- **THE RECORDS**
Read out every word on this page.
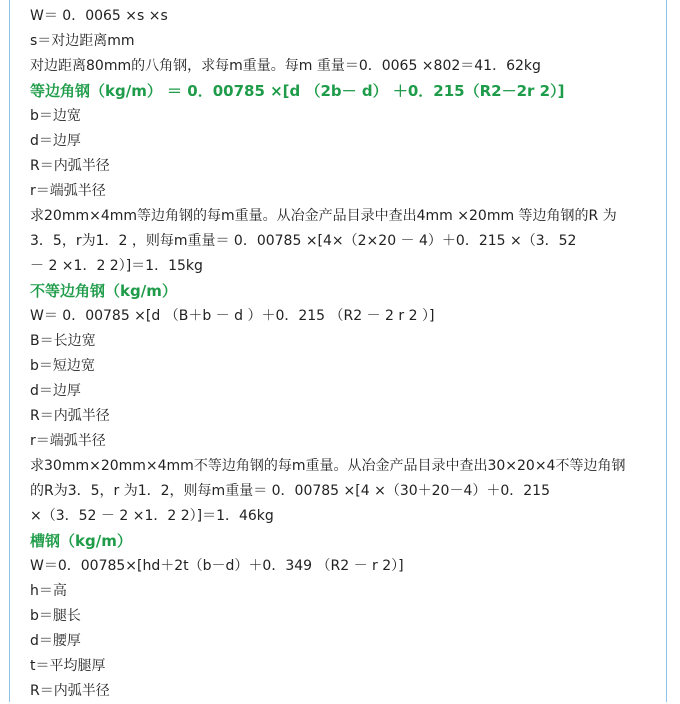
W＝ 0．0065 ×s ×s
s＝对边距离mm
对边距离80mm的八角钢，求每m重量。每m 重量＝0．0065 ×802＝41．62kg
等边角钢（kg/m） ＝ 0．00785 ×[d （2b－ d） ＋0．215（R2－2r 2）]
b＝边宽
d＝边厚
R＝内弧半径
r＝端弧半径
求20mm×4mm等边角钢的每m重量。从冶金产品目录中查出4mm ×20mm 等边角钢的R 为
3．5，r为1．2 ，则每m重量＝ 0．00785 ×[4×（2×20 － 4）＋0．215 ×（3．52
－ 2 ×1．2 2）]＝1．15kg
不等边角钢（kg/m）
W＝ 0．00785 ×[d （B＋b － d ）＋0．215 （R2 － 2 r 2 ）]
B＝长边宽
b＝短边宽
d＝边厚
R＝内弧半径
r＝端弧半径
求30mm×20mm×4mm不等边角钢的每m重量。从冶金产品目录中查出30×20×4不等边角钢
的R为3．5，r 为1．2，则每m重量＝ 0．00785 ×[4 ×（30＋20－4）＋0．215
×（3．52 － 2 ×1．2 2）]＝1．46kg
槽钢（kg/m）
W＝0．00785×[hd＋2t（b－d）＋0．349 （R2 － r 2）]
h＝高
b＝腿长
d＝腰厚
t＝平均腿厚
R＝内弧半径
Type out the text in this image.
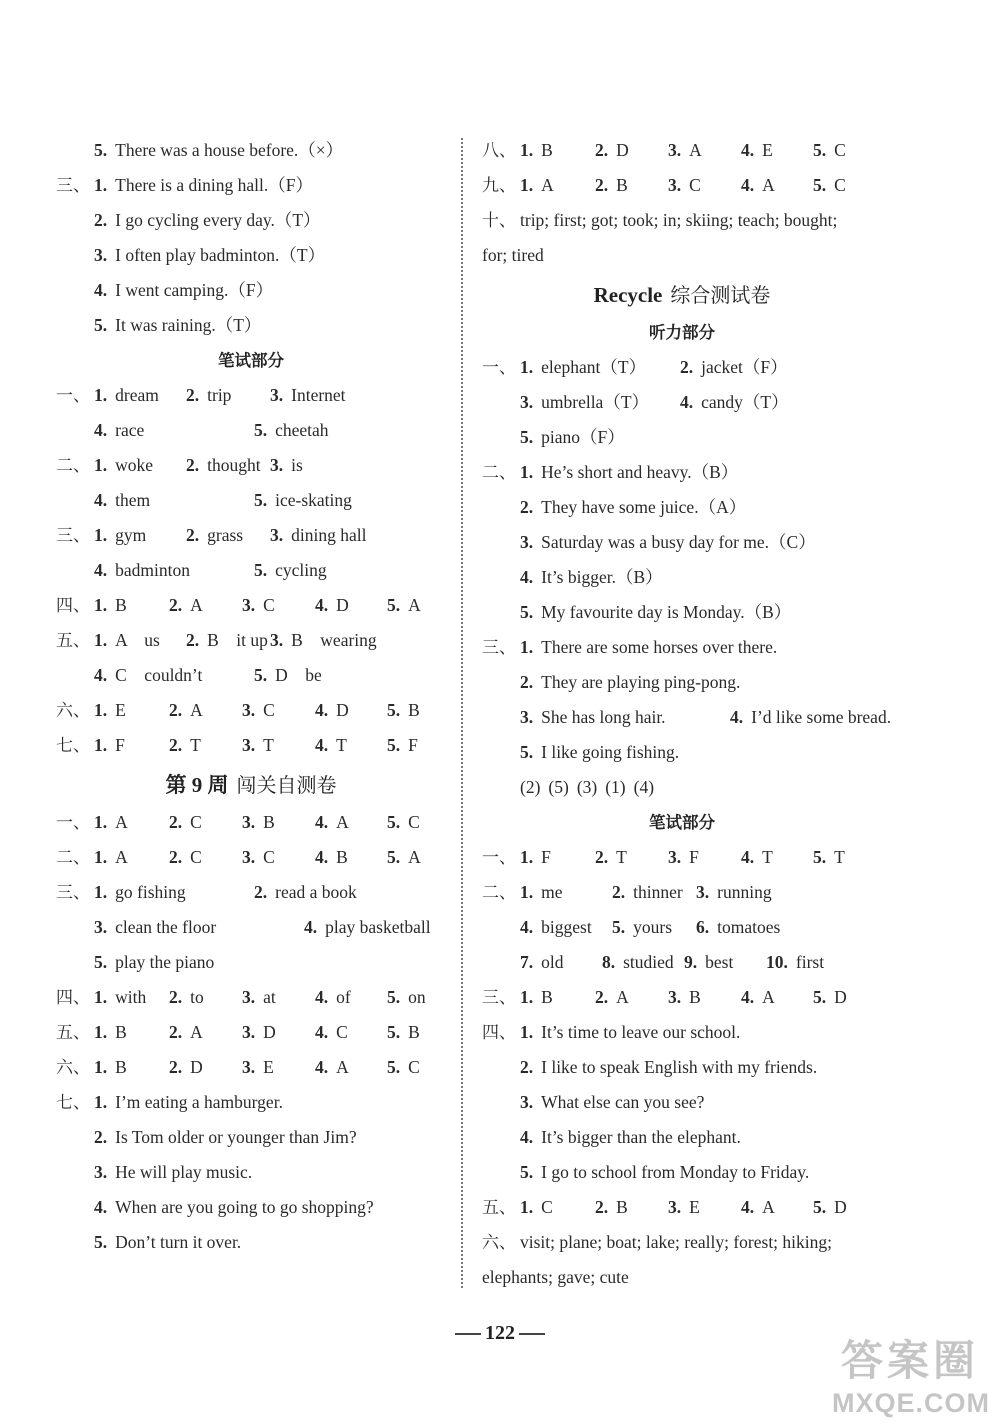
5. There was a house before.（×）
三、 1. There is a dining hall.（F）
2. I go cycling every day.（T）
3. I often play badminton.（T）
4. I went camping.（F）
5. It was raining.（T）
笔试部分
一、 1. dream 2. trip 3. Internet
4. race	5. cheetah
二、 1. woke 2. thought 3. is
4. them	5. ice-skating
三、 1. gym 2. grass 3. dining hall
4. badminton	5. cycling
四、 1. B 2. A 3. C 4. D 5. A
五、 1. A　us 2. B　it up 3. B　wearing
4. C　couldn’t	5. D　be
六、 1. E 2. A 3. C 4. D 5. B
七、 1. F	2. T 3. T 4. T 5. F
第 9 周 闯关自测卷
一、 1. A 2. C 3. B 4. A 5. C
二、 1. A 2. C 3. C 4. B 5. A
三、 1. go fishing	2. read a book
3. clean the floor	4. play basketball
5. play the piano
四、 1. with 2. to 3. at 4. of 5. on
五、 1. B 2. A 3. D 4. C 5. B
六、 1. B 2. D 3. E 4. A 5. C
七、 1. I’m eating a hamburger.
2. Is Tom older or younger than Jim?
3. He will play music.
4. When are you going to go shopping?
5. Don’t turn it over.
八、 1. B 2. D 3. A 4. E 5. C
九、 1. A 2. B 3. C 4. A 5. C
十、 trip; first; got; took; in; skiing; teach; bought;
for; tired
Recycle 综合测试卷
听力部分
一、 1. elephant（T） 2. jacket（F）
3. umbrella（T） 4. candy（T）
5. piano（F）
二、 1. He’s short and heavy.（B）
2. They have some juice.（A）
3. Saturday was a busy day for me.（C）
4. It’s bigger.（B）
5. My favourite day is Monday.（B）
三、 1. There are some horses over there.
2. They are playing ping-pong.
3. She has long hair.	4. I’d like some bread.
5. I like going fishing.
(2) (5) (3) (1) (4)
笔试部分
一、 1. F	2. T 3. F 4. T 5. T
二、 1. me	2. thinner 3. running
4. biggest 5. yours 6. tomatoes
7. old 8. studied 9. best 10. first
三、 1. B 2. A 3. B 4. A 5. D
四、 1. It’s time to leave our school.
2. I like to speak English with my friends.
3. What else can you see?
4. It’s bigger than the elephant.
5. I go to school from Monday to Friday.
五、 1. C 2. B 3. E 4. A 5. D
六、 visit; plane; boat; lake; really; forest; hiking;
elephants; gave; cute
122
答案圈
MXQE.COM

- **WHAT THE EXERCISE ASKS**
Say how many lines in the entries contain the string "There", and leave out everything else.

- **OUTPUT BELOW**
3